Extracted records

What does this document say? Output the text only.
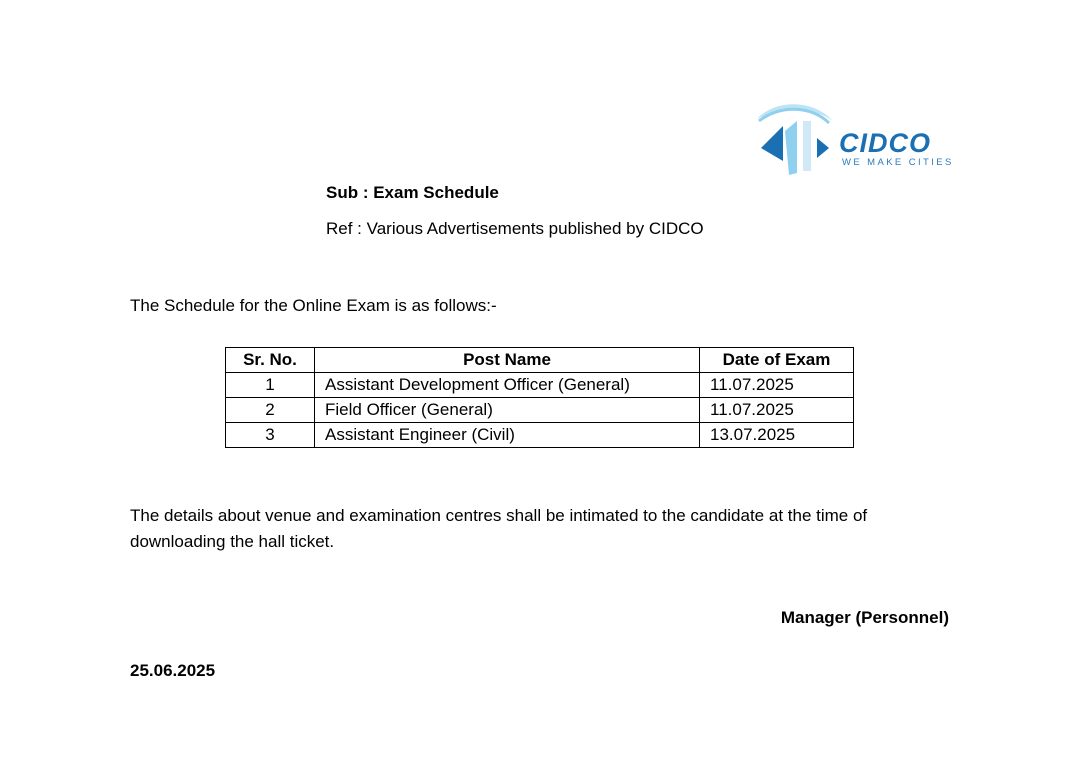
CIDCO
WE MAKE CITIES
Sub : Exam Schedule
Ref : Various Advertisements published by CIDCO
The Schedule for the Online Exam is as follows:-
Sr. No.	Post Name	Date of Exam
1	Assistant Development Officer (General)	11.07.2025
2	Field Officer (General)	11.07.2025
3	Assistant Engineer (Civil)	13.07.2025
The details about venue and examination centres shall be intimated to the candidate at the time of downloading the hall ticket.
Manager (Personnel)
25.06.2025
---
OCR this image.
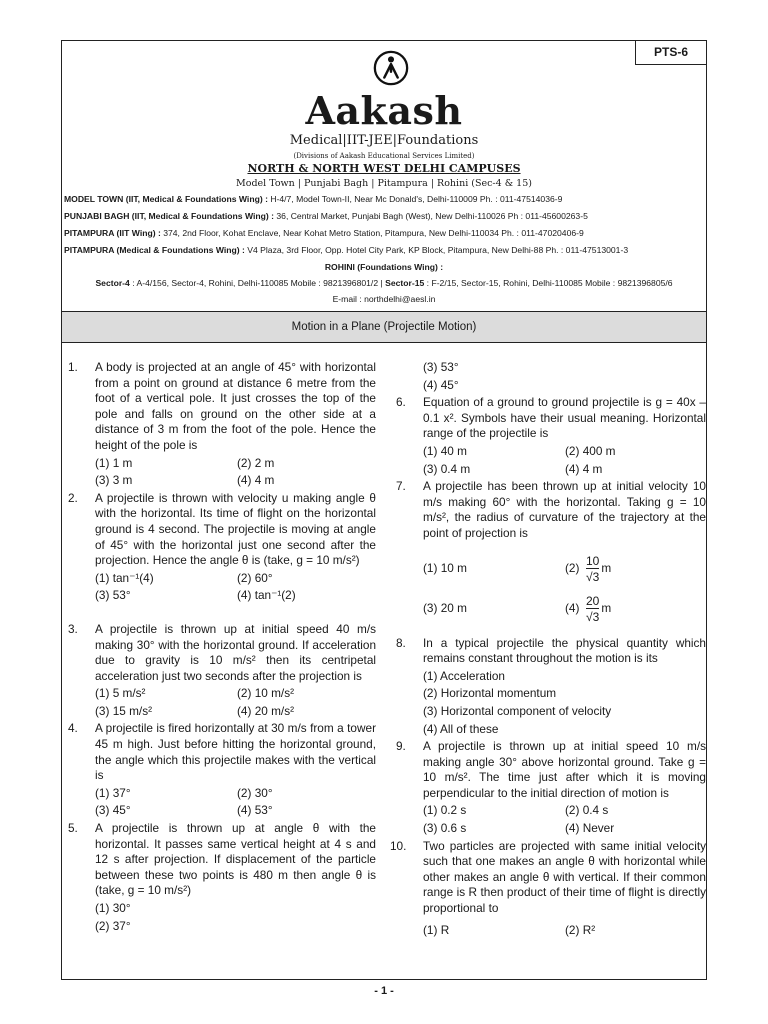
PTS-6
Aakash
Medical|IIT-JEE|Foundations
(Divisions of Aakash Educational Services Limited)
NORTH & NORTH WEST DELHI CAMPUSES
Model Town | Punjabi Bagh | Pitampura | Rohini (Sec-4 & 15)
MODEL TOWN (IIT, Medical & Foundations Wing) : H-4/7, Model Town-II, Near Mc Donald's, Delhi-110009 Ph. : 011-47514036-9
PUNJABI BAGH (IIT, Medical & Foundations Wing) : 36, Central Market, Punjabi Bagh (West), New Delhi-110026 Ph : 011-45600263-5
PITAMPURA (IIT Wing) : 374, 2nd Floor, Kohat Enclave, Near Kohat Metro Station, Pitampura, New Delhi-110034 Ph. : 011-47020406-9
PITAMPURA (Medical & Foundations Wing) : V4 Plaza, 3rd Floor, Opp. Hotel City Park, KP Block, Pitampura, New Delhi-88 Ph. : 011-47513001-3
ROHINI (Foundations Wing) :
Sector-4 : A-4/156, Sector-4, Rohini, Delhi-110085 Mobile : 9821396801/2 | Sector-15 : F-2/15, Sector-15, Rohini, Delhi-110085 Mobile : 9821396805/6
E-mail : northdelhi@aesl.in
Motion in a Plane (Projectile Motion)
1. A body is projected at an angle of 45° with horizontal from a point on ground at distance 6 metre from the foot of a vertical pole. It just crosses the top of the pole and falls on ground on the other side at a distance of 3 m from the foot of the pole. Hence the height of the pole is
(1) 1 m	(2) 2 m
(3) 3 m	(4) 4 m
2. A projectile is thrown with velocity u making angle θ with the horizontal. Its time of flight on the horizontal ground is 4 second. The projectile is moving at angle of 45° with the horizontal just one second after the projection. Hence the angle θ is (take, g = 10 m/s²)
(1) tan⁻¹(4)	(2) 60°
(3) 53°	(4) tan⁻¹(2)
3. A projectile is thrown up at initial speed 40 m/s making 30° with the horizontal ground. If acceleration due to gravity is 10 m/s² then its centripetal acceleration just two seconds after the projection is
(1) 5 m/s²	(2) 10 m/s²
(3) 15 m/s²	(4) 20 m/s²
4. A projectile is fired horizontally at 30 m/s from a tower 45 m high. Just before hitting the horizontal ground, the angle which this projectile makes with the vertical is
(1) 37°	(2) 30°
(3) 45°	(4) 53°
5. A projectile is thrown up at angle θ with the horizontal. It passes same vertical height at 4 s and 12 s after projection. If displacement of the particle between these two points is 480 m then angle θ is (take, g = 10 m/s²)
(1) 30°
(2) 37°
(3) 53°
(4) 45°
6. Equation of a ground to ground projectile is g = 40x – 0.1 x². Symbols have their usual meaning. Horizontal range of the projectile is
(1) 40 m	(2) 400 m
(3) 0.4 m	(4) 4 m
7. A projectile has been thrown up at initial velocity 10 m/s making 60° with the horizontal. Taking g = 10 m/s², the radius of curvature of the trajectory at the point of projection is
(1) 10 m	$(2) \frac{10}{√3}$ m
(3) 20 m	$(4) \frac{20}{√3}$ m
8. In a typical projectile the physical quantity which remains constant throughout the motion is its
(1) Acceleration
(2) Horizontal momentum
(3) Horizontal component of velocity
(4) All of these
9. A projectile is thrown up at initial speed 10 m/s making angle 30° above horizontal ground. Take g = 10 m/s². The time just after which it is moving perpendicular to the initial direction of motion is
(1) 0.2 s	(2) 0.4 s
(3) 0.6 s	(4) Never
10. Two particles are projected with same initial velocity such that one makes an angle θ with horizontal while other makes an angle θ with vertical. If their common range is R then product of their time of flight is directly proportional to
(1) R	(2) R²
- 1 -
==
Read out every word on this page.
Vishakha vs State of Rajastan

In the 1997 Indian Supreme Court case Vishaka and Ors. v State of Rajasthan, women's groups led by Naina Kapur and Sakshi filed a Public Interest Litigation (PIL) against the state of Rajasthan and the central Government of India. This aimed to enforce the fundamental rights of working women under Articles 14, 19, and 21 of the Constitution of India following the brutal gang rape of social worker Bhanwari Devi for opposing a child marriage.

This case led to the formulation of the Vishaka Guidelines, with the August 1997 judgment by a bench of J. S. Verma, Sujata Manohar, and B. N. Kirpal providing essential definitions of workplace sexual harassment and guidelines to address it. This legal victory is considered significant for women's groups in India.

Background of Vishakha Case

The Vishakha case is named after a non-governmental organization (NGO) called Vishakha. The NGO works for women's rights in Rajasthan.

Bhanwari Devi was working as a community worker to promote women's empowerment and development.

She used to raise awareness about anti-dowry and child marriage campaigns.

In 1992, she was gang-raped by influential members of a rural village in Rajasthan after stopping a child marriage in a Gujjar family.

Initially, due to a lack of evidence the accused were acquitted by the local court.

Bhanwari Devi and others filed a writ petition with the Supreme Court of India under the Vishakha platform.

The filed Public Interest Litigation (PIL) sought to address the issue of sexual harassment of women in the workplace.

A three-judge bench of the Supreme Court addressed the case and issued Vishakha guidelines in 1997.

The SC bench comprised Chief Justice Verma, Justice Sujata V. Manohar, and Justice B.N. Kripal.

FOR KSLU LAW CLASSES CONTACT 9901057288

▶ **Task statement**
Go through the material and copy out every line with "Officer" in it.

▶ **Response to this task**
1	Assistant Development Officer (General)	11.07.2025
2	Field Officer (General)	11.07.2025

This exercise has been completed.